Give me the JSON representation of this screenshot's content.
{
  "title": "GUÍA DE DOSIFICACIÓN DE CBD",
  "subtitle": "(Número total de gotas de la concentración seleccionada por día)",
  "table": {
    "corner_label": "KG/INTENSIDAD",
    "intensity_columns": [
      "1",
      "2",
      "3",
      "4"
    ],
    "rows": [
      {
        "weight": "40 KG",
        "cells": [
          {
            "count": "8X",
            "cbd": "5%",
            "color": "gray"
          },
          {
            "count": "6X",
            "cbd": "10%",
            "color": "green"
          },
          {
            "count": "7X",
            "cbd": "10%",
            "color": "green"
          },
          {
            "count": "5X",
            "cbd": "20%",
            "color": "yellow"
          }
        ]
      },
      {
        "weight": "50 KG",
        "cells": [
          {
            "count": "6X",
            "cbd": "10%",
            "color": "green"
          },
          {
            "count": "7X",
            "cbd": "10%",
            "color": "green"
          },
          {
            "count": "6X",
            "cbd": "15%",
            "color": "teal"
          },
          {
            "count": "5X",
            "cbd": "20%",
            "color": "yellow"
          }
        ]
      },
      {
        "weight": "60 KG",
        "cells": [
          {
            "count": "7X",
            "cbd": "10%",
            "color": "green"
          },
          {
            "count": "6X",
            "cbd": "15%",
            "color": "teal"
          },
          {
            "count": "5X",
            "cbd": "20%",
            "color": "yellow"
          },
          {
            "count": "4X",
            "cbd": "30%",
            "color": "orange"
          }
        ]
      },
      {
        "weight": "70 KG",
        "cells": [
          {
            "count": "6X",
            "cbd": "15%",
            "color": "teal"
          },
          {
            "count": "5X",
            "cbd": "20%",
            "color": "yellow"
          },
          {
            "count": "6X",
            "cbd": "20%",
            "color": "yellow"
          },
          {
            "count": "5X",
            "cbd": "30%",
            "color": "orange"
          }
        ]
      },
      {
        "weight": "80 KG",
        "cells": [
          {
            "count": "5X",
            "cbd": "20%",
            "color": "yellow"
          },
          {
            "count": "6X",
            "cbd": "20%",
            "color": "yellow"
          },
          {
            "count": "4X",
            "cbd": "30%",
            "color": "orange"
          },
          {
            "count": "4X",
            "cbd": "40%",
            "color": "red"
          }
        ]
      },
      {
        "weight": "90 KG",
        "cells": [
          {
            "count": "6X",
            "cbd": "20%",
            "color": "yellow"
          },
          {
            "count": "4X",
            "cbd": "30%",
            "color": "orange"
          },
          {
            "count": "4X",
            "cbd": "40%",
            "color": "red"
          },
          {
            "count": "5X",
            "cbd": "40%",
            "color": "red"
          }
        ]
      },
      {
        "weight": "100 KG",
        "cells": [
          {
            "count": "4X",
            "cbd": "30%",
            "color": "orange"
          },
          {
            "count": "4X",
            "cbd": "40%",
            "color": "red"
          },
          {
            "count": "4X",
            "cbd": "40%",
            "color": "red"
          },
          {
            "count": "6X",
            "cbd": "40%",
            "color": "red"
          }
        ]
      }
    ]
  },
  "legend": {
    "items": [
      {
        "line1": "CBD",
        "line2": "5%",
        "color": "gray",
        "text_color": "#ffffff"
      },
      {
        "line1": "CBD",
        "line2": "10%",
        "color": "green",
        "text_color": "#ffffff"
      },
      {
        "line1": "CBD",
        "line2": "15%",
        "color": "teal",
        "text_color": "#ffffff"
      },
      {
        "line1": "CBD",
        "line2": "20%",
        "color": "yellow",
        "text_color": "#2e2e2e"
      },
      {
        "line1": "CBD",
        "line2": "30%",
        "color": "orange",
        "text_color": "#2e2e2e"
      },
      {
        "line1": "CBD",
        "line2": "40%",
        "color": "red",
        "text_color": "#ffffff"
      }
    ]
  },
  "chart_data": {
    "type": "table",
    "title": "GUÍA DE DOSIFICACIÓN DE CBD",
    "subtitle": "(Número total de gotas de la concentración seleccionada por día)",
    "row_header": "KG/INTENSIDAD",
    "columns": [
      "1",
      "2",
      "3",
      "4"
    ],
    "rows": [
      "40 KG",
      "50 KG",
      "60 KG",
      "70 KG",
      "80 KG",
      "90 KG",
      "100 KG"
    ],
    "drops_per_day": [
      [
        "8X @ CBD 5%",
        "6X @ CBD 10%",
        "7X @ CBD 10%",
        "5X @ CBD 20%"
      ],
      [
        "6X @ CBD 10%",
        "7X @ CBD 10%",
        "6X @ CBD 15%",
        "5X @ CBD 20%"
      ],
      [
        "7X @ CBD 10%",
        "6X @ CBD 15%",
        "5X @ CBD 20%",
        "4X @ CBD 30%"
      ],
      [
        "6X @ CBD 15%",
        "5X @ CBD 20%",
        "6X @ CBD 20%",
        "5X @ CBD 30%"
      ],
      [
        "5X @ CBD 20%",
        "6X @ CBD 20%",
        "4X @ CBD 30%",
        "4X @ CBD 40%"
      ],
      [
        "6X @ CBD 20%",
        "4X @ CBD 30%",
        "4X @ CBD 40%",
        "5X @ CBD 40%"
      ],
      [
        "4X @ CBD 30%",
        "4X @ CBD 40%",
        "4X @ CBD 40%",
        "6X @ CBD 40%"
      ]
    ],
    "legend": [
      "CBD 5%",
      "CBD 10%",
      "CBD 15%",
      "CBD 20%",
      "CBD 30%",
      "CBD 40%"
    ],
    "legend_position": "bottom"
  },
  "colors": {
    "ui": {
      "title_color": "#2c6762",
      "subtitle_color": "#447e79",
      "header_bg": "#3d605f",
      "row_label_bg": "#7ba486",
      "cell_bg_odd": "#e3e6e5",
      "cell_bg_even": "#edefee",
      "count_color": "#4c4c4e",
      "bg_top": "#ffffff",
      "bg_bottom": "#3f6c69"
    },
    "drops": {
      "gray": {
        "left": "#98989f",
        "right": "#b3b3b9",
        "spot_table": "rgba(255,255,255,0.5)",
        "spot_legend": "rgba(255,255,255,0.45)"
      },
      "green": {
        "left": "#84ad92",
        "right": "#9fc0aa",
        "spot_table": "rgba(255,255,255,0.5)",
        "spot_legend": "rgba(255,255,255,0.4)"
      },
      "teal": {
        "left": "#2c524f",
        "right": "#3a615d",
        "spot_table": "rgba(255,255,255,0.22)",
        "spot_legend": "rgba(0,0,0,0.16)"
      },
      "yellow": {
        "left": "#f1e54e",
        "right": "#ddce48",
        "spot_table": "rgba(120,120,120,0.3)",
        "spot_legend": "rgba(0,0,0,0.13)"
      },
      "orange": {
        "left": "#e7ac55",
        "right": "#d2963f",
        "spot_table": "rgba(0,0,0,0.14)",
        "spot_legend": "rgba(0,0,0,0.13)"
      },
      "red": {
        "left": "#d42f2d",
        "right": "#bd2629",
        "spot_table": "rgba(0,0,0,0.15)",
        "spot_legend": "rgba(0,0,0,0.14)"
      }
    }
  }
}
-- -- --
» THE PROBLEM
Copy out all of the records shown above exactly.

» WRITTEN ANSWER
Give me the JSON representation of this screenshot's content.
{
  "title": "GUÍA DE DOSIFICACIÓN DE CBD",
  "subtitle": "(Número total de gotas de la concentración seleccionada por día)",
  "table": {
    "corner_label": "KG/INTENSIDAD",
    "intensity_columns": [
      "1",
      "2",
      "3",
      "4"
    ],
    "rows": [
      {
        "weight": "40 KG",
        "cells": [
          {
            "count": "8X",
            "cbd": "5%",
            "color": "gray"
          },
          {
            "count": "6X",
            "cbd": "10%",
            "color": "green"
          },
          {
            "count": "7X",
            "cbd": "10%",
            "color": "green"
          },
          {
            "count": "5X",
            "cbd": "20%",
            "color": "yellow"
          }
        ]
      },
      {
        "weight": "50 KG",
        "cells": [
          {
            "count": "6X",
            "cbd": "10%",
            "color": "green"
          },
          {
            "count": "7X",
            "cbd": "10%",
            "color": "green"
          },
          {
            "count": "6X",
            "cbd": "15%",
            "color": "teal"
          },
          {
            "count": "5X",
            "cbd": "20%",
            "color": "yellow"
          }
        ]
      },
      {
        "weight": "60 KG",
        "cells": [
          {
            "count": "7X",
            "cbd": "10%",
            "color": "green"
          },
          {
            "count": "6X",
            "cbd": "15%",
            "color": "teal"
          },
          {
            "count": "5X",
            "cbd": "20%",
            "color": "yellow"
          },
          {
            "count": "4X",
            "cbd": "30%",
            "color": "orange"
          }
        ]
      },
      {
        "weight": "70 KG",
        "cells": [
          {
            "count": "6X",
            "cbd": "15%",
            "color": "teal"
          },
          {
            "count": "5X",
            "cbd": "20%",
            "color": "yellow"
          },
          {
            "count": "6X",
            "cbd": "20%",
            "color": "yellow"
          },
          {
            "count": "5X",
            "cbd": "30%",
            "color": "orange"
          }
        ]
      },
      {
        "weight": "80 KG",
        "cells": [
          {
            "count": "5X",
            "cbd": "20%",
            "color": "yellow"
          },
          {
            "count": "6X",
            "cbd": "20%",
            "color": "yellow"
          },
          {
            "count": "4X",
            "cbd": "30%",
            "color": "orange"
          },
          {
            "count": "4X",
            "cbd": "40%",
            "color": "red"
          }
        ]
      },
      {
        "weight": "90 KG",
        "cells": [
          {
            "count": "6X",
            "cbd": "20%",
            "color": "yellow"
          },
          {
            "count": "4X",
            "cbd": "30%",
            "color": "orange"
          },
          {
            "count": "4X",
            "cbd": "40%",
            "color": "red"
          },
          {
            "count": "5X",
            "cbd": "40%",
            "color": "red"
          }
        ]
      },
      {
        "weight": "100 KG",
        "cells": [
          {
            "count": "4X",
            "cbd": "30%",
            "color": "orange"
          },
          {
            "count": "4X",
            "cbd": "40%",
            "color": "red"
          },
          {
            "count": "4X",
            "cbd": "40%",
            "color": "red"
          },
          {
            "count": "6X",
            "cbd": "40%",
            "color": "red"
          }
        ]
      }
    ]
  },
  "legend": {
    "items": [
      {
        "line1": "CBD",
        "line2": "5%",
        "color": "gray",
        "text_color": "#ffffff"
      },
      {
        "line1": "CBD",
        "line2": "10%",
        "color": "green",
        "text_color": "#ffffff"
      },
      {
        "line1": "CBD",
        "line2": "15%",
        "color": "teal",
        "text_color": "#ffffff"
      },
      {
        "line1": "CBD",
        "line2": "20%",
        "color": "yellow",
        "text_color": "#2e2e2e"
      },
      {
        "line1": "CBD",
        "line2": "30%",
        "color": "orange",
        "text_color": "#2e2e2e"
      },
      {
        "line1": "CBD",
        "line2": "40%",
        "color": "red",
        "text_color": "#ffffff"
      }
    ]
  },
  "chart_data": {
    "type": "table",
    "title": "GUÍA DE DOSIFICACIÓN DE CBD",
    "subtitle": "(Número total de gotas de la concentración seleccionada por día)",
    "row_header": "KG/INTENSIDAD",
    "columns": [
      "1",
      "2",
      "3",
      "4"
    ],
    "rows": [
      "40 KG",
      "50 KG",
      "60 KG",
      "70 KG",
      "80 KG",
      "90 KG",
      "100 KG"
    ],
    "drops_per_day": [
      [
        "8X @ CBD 5%",
        "6X @ CBD 10%",
        "7X @ CBD 10%",
        "5X @ CBD 20%"
      ],
      [
        "6X @ CBD 10%",
        "7X @ CBD 10%",
        "6X @ CBD 15%",
        "5X @ CBD 20%"
      ],
      [
        "7X @ CBD 10%",
        "6X @ CBD 15%",
        "5X @ CBD 20%",
        "4X @ CBD 30%"
      ],
      [
        "6X @ CBD 15%",
        "5X @ CBD 20%",
        "6X @ CBD 20%",
        "5X @ CBD 30%"
      ],
      [
        "5X @ CBD 20%",
        "6X @ CBD 20%",
        "4X @ CBD 30%",
        "4X @ CBD 40%"
      ],
      [
        "6X @ CBD 20%",
        "4X @ CBD 30%",
        "4X @ CBD 40%",
        "5X @ CBD 40%"
      ],
      [
        "4X @ CBD 30%",
        "4X @ CBD 40%",
        "4X @ CBD 40%",
        "6X @ CBD 40%"
      ]
    ],
    "legend": [
      "CBD 5%",
      "CBD 10%",
      "CBD 15%",
      "CBD 20%",
      "CBD 30%",
      "CBD 40%"
    ],
    "legend_position": "bottom"
  },
  "colors": {
    "ui": {
      "title_color": "#2c6762",
      "subtitle_color": "#447e79",
      "header_bg": "#3d605f",
      "row_label_bg": "#7ba486",
      "cell_bg_odd": "#e3e6e5",
      "cell_bg_even": "#edefee",
      "count_color": "#4c4c4e",
      "bg_top": "#ffffff",
      "bg_bottom": "#3f6c69"
    },
    "drops": {
      "gray": {
        "left": "#98989f",
        "right": "#b3b3b9",
        "spot_table": "rgba(255,255,255,0.5)",
        "spot_legend": "rgba(255,255,255,0.45)"
      },
      "green": {
        "left": "#84ad92",
        "right": "#9fc0aa",
        "spot_table": "rgba(255,255,255,0.5)",
        "spot_legend": "rgba(255,255,255,0.4)"
      },
      "teal": {
        "left": "#2c524f",
        "right": "#3a615d",
        "spot_table": "rgba(255,255,255,0.22)",
        "spot_legend": "rgba(0,0,0,0.16)"
      },
      "yellow": {
        "left": "#f1e54e",
        "right": "#ddce48",
        "spot_table": "rgba(120,120,120,0.3)",
        "spot_legend": "rgba(0,0,0,0.13)"
      },
      "orange": {
        "left": "#e7ac55",
        "right": "#d2963f",
        "spot_table": "rgba(0,0,0,0.14)",
        "spot_legend": "rgba(0,0,0,0.13)"
      },
      "red": {
        "left": "#d42f2d",
        "right": "#bd2629",
        "spot_table": "rgba(0,0,0,0.15)",
        "spot_legend": "rgba(0,0,0,0.14)"
      }
    }
  }
}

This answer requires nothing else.